Task requirements.
Extend the post about the C++ work-stealing task queue, continuing from its last line.

Study text.
I implemented work stealing queue inspired by Sean Parent's talk on code::dive 2016. Full implementation is here. I am looking to get feedback on improvements to make code more effective and common best practices.
TaskQueue
is thread safe task queue. It has pair of blocking Pop/Push
methods and non-blocking ones. Non-blocking methods are used in work stealing queue thread pool. Push
returns std::future
object. When m_done
flag is true tasks cannot be popped from the queue.
TaskQueue.h
#pragma once
#include <deque>
#include <optional>
#include <functional>
#include <condition_variable>
#include <future>
class TaskQueue
{
public:
using TaskType = std::function<void()>;
TaskQueue() = default;
~TaskQueue() = default;
TaskQueue(TaskQueue&&) = default;
TaskQueue& operator=(TaskQueue&&) = default;
void SetDone(bool done)
{
{
LockType lock{ m_mutex };
m_done = done;
}
if (done)
m_ready.notify_all();
}
auto IsDone() const
{
LockType lock{ m_mutex };
return m_done;
}
auto WaitAndPop(TaskType& task)
{
LockType lock{ m_mutex };
while (m_queue.empty() && !m_done)
m_ready.wait(lock);
if (!m_queue.empty() && !m_done)
{
task = std::move(m_queue.front());
m_queue.pop_front();
return true;
}
return false;
}
template<typename TTask>
auto Push(TTask&& task) // -> std::future<decltype(task())>
{
using TaskReturnType = decltype(task());
// std::packaged_task<> is move only type.
// We need to wrap it in a shared_ptr:
auto packagedTask = std::make_shared<std::packaged_task<TaskReturnType()>>(std::forward<TTask>(task));
auto future = packagedTask->get_future();
{
LockType lock{ m_mutex };
m_queue.emplace_back([packagedTask] { (*packagedTask)(); });
}
m_ready.notify_one();
return future;
}
auto TryPop(TaskType& task)
{
LockType lock{ m_mutex, std::try_to_lock };
if (!lock || m_queue.empty() || m_done)

Stored data.

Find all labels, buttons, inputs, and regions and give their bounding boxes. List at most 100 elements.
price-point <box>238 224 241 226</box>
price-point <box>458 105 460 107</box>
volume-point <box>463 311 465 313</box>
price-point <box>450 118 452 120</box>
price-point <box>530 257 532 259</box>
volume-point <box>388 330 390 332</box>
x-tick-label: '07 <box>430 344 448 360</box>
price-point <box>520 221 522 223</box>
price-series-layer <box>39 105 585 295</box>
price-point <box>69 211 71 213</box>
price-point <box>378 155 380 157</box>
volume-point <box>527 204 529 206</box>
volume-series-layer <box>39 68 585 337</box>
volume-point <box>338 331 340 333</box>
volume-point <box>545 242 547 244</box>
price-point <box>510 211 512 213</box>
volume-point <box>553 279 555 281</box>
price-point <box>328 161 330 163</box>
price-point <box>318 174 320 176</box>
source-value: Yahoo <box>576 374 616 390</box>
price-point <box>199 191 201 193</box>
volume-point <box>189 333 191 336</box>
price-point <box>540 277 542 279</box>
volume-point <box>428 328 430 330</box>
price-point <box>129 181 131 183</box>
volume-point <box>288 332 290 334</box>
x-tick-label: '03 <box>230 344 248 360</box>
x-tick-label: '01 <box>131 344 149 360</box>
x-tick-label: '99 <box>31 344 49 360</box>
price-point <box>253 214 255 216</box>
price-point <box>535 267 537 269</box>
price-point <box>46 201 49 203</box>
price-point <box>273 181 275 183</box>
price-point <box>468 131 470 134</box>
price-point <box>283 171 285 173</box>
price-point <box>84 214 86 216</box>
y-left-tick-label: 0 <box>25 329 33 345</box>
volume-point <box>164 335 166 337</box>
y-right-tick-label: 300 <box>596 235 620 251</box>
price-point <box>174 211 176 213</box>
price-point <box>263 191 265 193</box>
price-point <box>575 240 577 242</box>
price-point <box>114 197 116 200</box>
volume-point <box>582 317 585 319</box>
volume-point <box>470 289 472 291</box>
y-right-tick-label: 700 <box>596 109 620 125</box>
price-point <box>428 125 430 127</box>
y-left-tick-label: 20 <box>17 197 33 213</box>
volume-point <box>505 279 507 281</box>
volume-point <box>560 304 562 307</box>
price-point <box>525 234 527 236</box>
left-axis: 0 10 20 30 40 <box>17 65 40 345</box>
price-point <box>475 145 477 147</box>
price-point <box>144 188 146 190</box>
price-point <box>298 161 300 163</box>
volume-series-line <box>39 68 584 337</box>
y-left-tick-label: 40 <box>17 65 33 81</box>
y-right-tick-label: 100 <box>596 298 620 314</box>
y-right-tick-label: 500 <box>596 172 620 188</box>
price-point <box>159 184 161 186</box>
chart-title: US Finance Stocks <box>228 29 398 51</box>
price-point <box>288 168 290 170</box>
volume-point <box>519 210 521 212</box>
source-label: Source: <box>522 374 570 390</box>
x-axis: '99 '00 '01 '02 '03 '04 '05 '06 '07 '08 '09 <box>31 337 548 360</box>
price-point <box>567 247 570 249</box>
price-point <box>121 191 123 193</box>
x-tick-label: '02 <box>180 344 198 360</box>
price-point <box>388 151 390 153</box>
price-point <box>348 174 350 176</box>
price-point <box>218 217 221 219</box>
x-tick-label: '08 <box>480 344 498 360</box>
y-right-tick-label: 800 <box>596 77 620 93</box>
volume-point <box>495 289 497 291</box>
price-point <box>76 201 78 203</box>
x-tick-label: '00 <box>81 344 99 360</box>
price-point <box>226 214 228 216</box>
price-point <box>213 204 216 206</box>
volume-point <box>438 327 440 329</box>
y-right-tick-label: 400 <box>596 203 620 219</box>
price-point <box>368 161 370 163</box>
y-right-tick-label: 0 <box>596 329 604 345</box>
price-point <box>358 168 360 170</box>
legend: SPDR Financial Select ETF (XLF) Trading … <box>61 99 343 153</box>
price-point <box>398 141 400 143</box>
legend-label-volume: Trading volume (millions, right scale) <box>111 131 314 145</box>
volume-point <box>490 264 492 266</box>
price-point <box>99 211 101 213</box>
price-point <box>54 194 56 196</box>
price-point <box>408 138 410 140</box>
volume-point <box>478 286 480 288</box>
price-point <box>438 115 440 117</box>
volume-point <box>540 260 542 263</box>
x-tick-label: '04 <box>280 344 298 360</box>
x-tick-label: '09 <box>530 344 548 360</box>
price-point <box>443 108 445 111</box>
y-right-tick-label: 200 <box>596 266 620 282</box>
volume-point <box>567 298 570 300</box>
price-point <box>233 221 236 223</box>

Reply.
return false;
task = move(m_queue.front());
m_queue.pop_front();
return true;
}
template<typename TTask>
auto TryPush(TTask&& task) -> std::optional<std::future<decltype(task())>>
{
using TaskReturnType = decltype(task());
// std::packaged_task<void()> is not movable
// We need to wrap it in a shared_ptr:
auto packagedTask = std::make_shared<std::packaged_task<TaskReturnType()>>(std::forward<TTask>(task));
auto future = packagedTask->get_future();
{
LockType lock{ m_mutex, std::try_to_lock };
if (!lock)
return {};
m_queue.emplace_back([packagedTask]() { (*packagedTask)(); });
}
m_ready.notify_one();
return future;
}
private:
using LockType = std::unique_lock<std::mutex>;
std::deque<TaskType> m_queue;
bool m_done{ false };
mutable std::mutex m_mutex;
std::condition_variable m_ready;
TaskQueue(const TaskQueue&) = delete;
TaskQueue& operator=(const TaskQueue&) = delete;
};
Work-stealing queue thread pool. Each thread has its own task queue. The main idea of work stealing is to Pop/Push
tasks in queue that is not locked by another thread.
WorkStealingQueueThreadPool.h
#pragma once
#include "TaskQueue.h"
#include <algorithm>
#include <thread>
class WorkStealingQueueThreadPool
{
public:
explicit WorkStealingQueueThreadPool(size_t threadCount = std::max(2u, std::thread::hardware_concurrency()));
~WorkStealingQueueThreadPool();
template<typename TaskT>
auto ExecuteAsync(TaskT&& task)
{
const auto index = m_queueIndex++;
for (size_t n = 0; n != m_queueCount*m_tryoutCount; ++n)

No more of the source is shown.